▸ WORK REQUEST
Go through the records and report each line holding the string "text".

▸ EXCERPTED RECORDS
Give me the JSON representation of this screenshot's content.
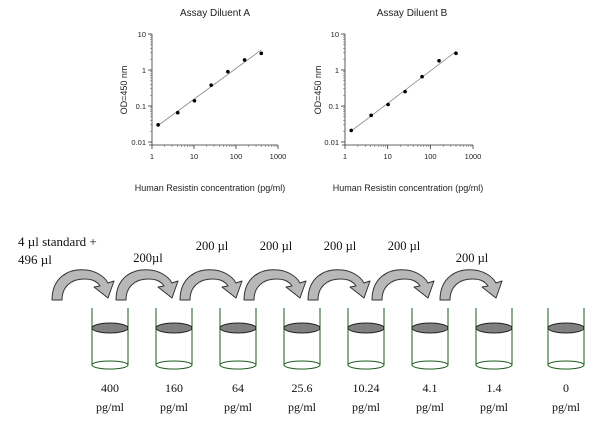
{
  "chart_data": [
    {
      "type": "scatter",
      "title": "Assay Diluent A",
      "xlabel": "Human Resistin concentration (pg/ml)",
      "ylabel": "OD=450 nm",
      "xscale": "log",
      "yscale": "log",
      "xlim": [
        1,
        1000
      ],
      "ylim": [
        0.01,
        10
      ],
      "xticks": [
        "1",
        "10",
        "100",
        "1000"
      ],
      "yticks": [
        "0.01",
        "0.1",
        "1",
        "10"
      ],
      "fit_line": true,
      "x": [
        1.4,
        4.1,
        10.24,
        25.6,
        64,
        160,
        400
      ],
      "y": [
        0.03,
        0.065,
        0.14,
        0.38,
        0.9,
        1.9,
        2.9
      ]
    },
    {
      "type": "scatter",
      "title": "Assay Diluent B",
      "xlabel": "Human Resistin concentration (pg/ml)",
      "ylabel": "OD=450 nm",
      "xscale": "log",
      "yscale": "log",
      "xlim": [
        1,
        1000
      ],
      "ylim": [
        0.01,
        10
      ],
      "xticks": [
        "1",
        "10",
        "100",
        "1000"
      ],
      "yticks": [
        "0.01",
        "0.1",
        "1",
        "10"
      ],
      "fit_line": true,
      "x": [
        1.4,
        4.1,
        10.24,
        25.6,
        64,
        160,
        400
      ],
      "y": [
        0.021,
        0.055,
        0.11,
        0.25,
        0.65,
        1.8,
        2.9
      ]
    }
  ],
  "dilution": {
    "first_label": [
      "4 µl standard +",
      "496 µl"
    ],
    "transfer_labels": [
      "200µl",
      "200 µl",
      "200 µl",
      "200 µl",
      "200 µl",
      "200 µl"
    ],
    "tubes": [
      {
        "value": "400",
        "unit": "pg/ml"
      },
      {
        "value": "160",
        "unit": "pg/ml"
      },
      {
        "value": "64",
        "unit": "pg/ml"
      },
      {
        "value": "25.6",
        "unit": "pg/ml"
      },
      {
        "value": "10.24",
        "unit": "pg/ml"
      },
      {
        "value": "4.1",
        "unit": "pg/ml"
      },
      {
        "value": "1.4",
        "unit": "pg/ml"
      },
      {
        "value": "0",
        "unit": "pg/ml"
      }
    ]
  }
}
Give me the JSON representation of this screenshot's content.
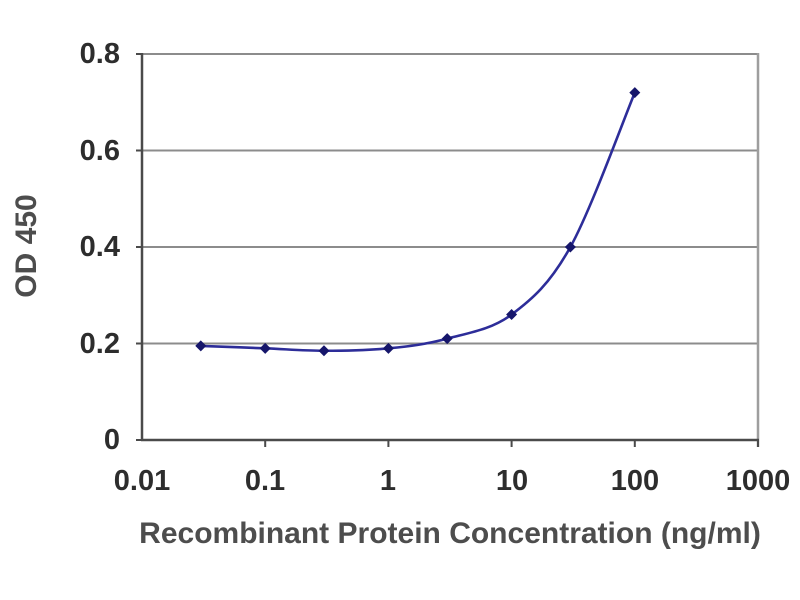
{
  "chart_data": {
    "type": "line",
    "title": "",
    "xlabel": "Recombinant Protein Concentration (ng/ml)",
    "ylabel": "OD 450",
    "x_scale": "log",
    "xlim": [
      0.01,
      1000
    ],
    "ylim": [
      0,
      0.8
    ],
    "x_ticks": [
      0.01,
      0.1,
      1,
      10,
      100,
      1000
    ],
    "x_tick_labels": [
      "0.01",
      "0.1",
      "1",
      "10",
      "100",
      "1000"
    ],
    "y_ticks": [
      0,
      0.2,
      0.4,
      0.6,
      0.8
    ],
    "y_tick_labels": [
      "0",
      "0.2",
      "0.4",
      "0.6",
      "0.8"
    ],
    "grid": "horizontal",
    "legend": "none",
    "series": [
      {
        "name": "OD 450",
        "x": [
          0.03,
          0.1,
          0.3,
          1,
          3,
          10,
          30,
          100
        ],
        "y": [
          0.195,
          0.19,
          0.185,
          0.19,
          0.21,
          0.26,
          0.4,
          0.72
        ],
        "marker": "diamond",
        "line_style": "smooth"
      }
    ]
  },
  "colors": {
    "background": "#ffffff",
    "gridline": "#8c8c8c",
    "frame_right": "#9e9e9e",
    "axis": "#4a4a4a",
    "tick_label": "#2d2d2d",
    "axis_title": "#4d4d4d",
    "series_line": "#2d2d99",
    "series_marker": "#16166b"
  }
}
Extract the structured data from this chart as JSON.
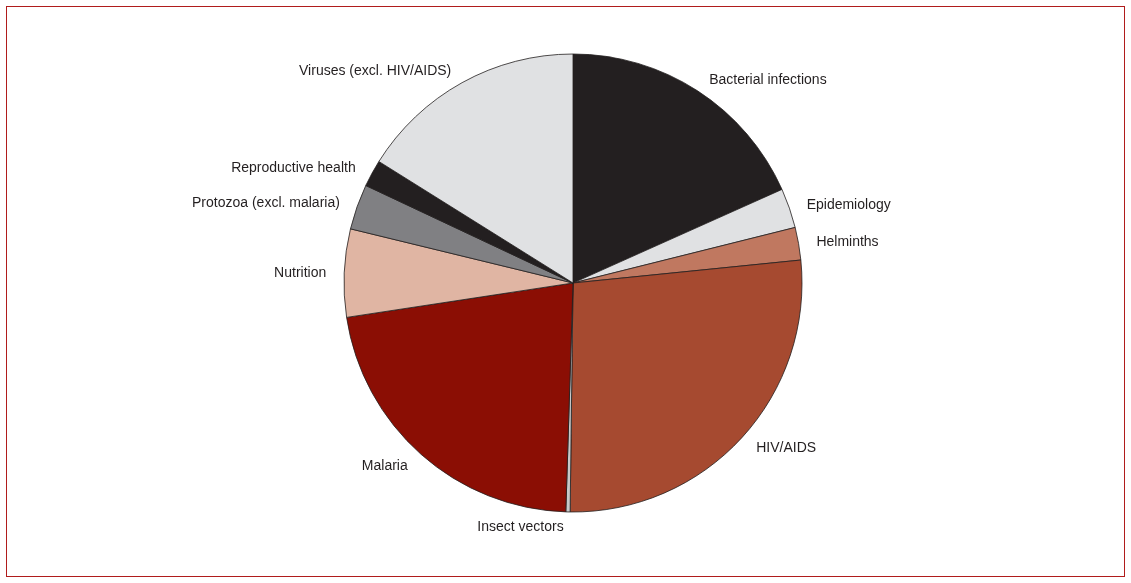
{
  "chart_data": {
    "type": "pie",
    "categories": [
      "Bacterial infections",
      "Epidemiology",
      "Helminths",
      "HIV/AIDS",
      "Insect vectors",
      "Malaria",
      "Nutrition",
      "Protozoa (excl. malaria)",
      "Reproductive health",
      "Viruses (excl. HIV/AIDS)"
    ],
    "values": [
      18.3,
      2.8,
      2.3,
      26.8,
      0.3,
      22.1,
      6.2,
      3.2,
      1.9,
      16.1
    ],
    "colors": [
      "#231f20",
      "#e0e1e3",
      "#c07860",
      "#a64a30",
      "#c8c8c8",
      "#8b0e04",
      "#e0b5a3",
      "#808083",
      "#231f20",
      "#e0e1e3"
    ],
    "legend": false
  }
}
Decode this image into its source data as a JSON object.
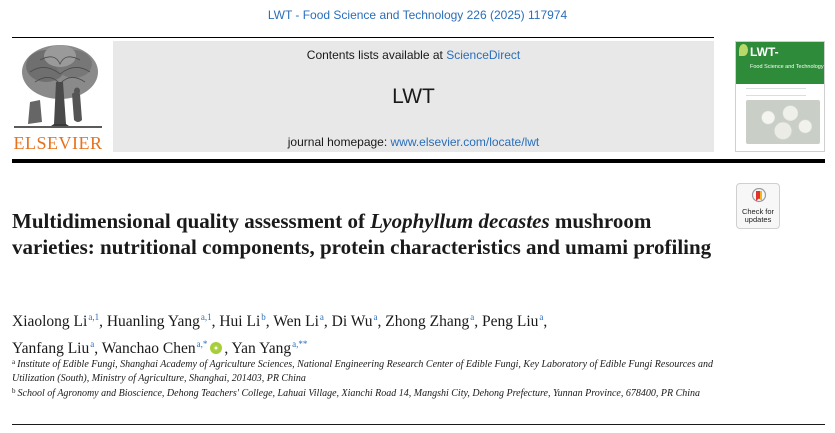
{
  "header": {
    "citation": "LWT - Food Science and Technology 226 (2025) 117974",
    "contents_prefix": "Contents lists available at ",
    "contents_link": "ScienceDirect",
    "journal_name": "LWT",
    "homepage_prefix": "journal homepage: ",
    "homepage_link": "www.elsevier.com/locate/lwt",
    "publisher": "ELSEVIER"
  },
  "cover": {
    "title": "LWT-",
    "subtitle": "Food Science and Technology"
  },
  "check_updates": {
    "line1": "Check for",
    "line2": "updates"
  },
  "article": {
    "title_part1": "Multidimensional quality assessment of ",
    "title_italic": "Lyophyllum decastes",
    "title_part2": " mushroom varieties: nutritional components, protein characteristics and umami profiling"
  },
  "authors": [
    {
      "name": "Xiaolong Li",
      "sup": "a,1"
    },
    {
      "name": "Huanling Yang",
      "sup": "a,1"
    },
    {
      "name": "Hui Li",
      "sup": "b"
    },
    {
      "name": "Wen Li",
      "sup": "a"
    },
    {
      "name": "Di Wu",
      "sup": "a"
    },
    {
      "name": "Zhong Zhang",
      "sup": "a"
    },
    {
      "name": "Peng Liu",
      "sup": "a"
    },
    {
      "name": "Yanfang Liu",
      "sup": "a"
    },
    {
      "name": "Wanchao Chen",
      "sup": "a,*"
    },
    {
      "name": "Yan Yang",
      "sup": "a,**"
    }
  ],
  "affiliations": [
    {
      "marker": "a",
      "text": "Institute of Edible Fungi, Shanghai Academy of Agriculture Sciences, National Engineering Research Center of Edible Fungi, Key Laboratory of Edible Fungi Resources and Utilization (South), Ministry of Agriculture, Shanghai, 201403, PR China"
    },
    {
      "marker": "b",
      "text": "School of Agronomy and Bioscience, Dehong Teachers' College, Lahuai Village, Xianchi Road 14, Mangshi City, Dehong Prefecture, Yunnan Province, 678400, PR China"
    }
  ],
  "colors": {
    "link": "#2a6ebb",
    "elsevier_orange": "#e9711c",
    "cover_green": "#2e8b3a",
    "orcid_green": "#a6ce39"
  }
}
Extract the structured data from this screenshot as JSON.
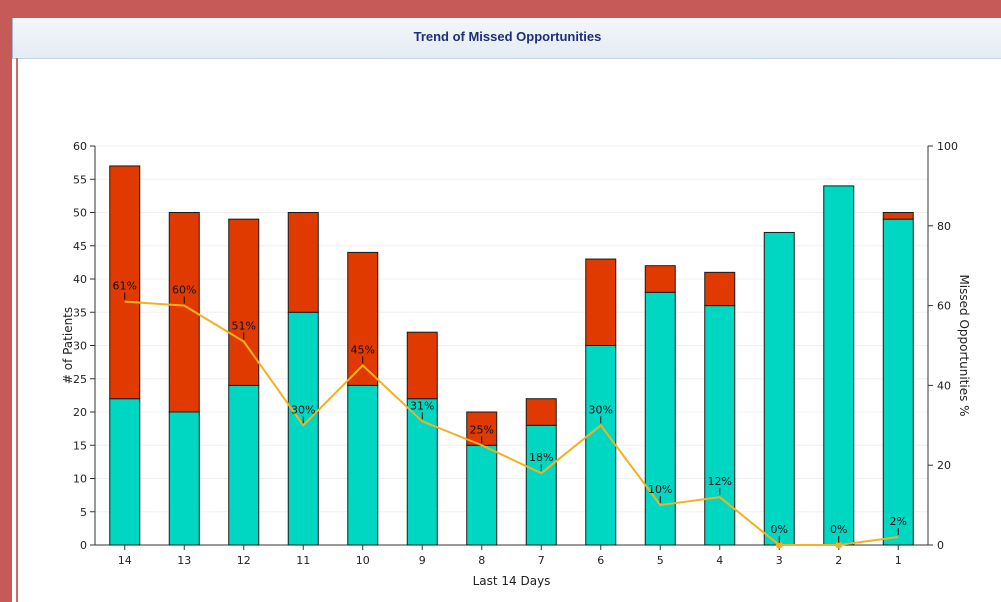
{
  "window": {
    "title": "Trend of Missed Opportunities"
  },
  "colors": {
    "frame": "#c65a58",
    "bar_base": "#00d7c3",
    "bar_missed": "#e03a00",
    "line": "#f5b021",
    "title": "#1f2d7a"
  },
  "chart_data": {
    "type": "bar",
    "title": "Trend of Missed Opportunities",
    "xlabel": "Last 14 Days",
    "ylabel": "# of Patients",
    "y2label": "Missed Opportunities %",
    "ylim": [
      0,
      60
    ],
    "y2lim": [
      0,
      100
    ],
    "yticks": [
      "0",
      "5",
      "10",
      "15",
      "20",
      "25",
      "30",
      "35",
      "40",
      "45",
      "50",
      "55",
      "60"
    ],
    "y2ticks": [
      "0",
      "20",
      "40",
      "60",
      "80",
      "100"
    ],
    "categories": [
      "14",
      "13",
      "12",
      "11",
      "10",
      "9",
      "8",
      "7",
      "6",
      "5",
      "4",
      "3",
      "2",
      "1"
    ],
    "series": [
      {
        "values": [
          22,
          20,
          24,
          35,
          24,
          22,
          15,
          18,
          30,
          38,
          36,
          47,
          54,
          49
        ]
      },
      {
        "values": [
          35,
          30,
          25,
          15,
          20,
          10,
          5,
          4,
          13,
          4,
          5,
          0,
          0,
          1
        ]
      },
      {
        "values": [
          61,
          60,
          51,
          30,
          45,
          31,
          25,
          18,
          30,
          10,
          12,
          0,
          0,
          2
        ]
      }
    ],
    "data_labels": [
      "61%",
      "60%",
      "51%",
      "30%",
      "45%",
      "31%",
      "25%",
      "18%",
      "30%",
      "10%",
      "12%",
      "0%",
      "0%",
      "2%"
    ],
    "grid": true
  }
}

▸ RESPONSE BOX
      "text": "Institute of Edible Fungi, Shanghai Academy of Agriculture Sciences, National Engineering Research Center of Edible Fungi, Key Laboratory of Edible Fungi Resources and Utilization (South), Ministry of Agriculture, Shanghai, 201403, PR China"
      "text": "School of Agronomy and Bioscience, Dehong Teachers' College, Lahuai Village, Xianchi Road 14, Mangshi City, Dehong Prefecture, Yunnan Province, 678400, PR China"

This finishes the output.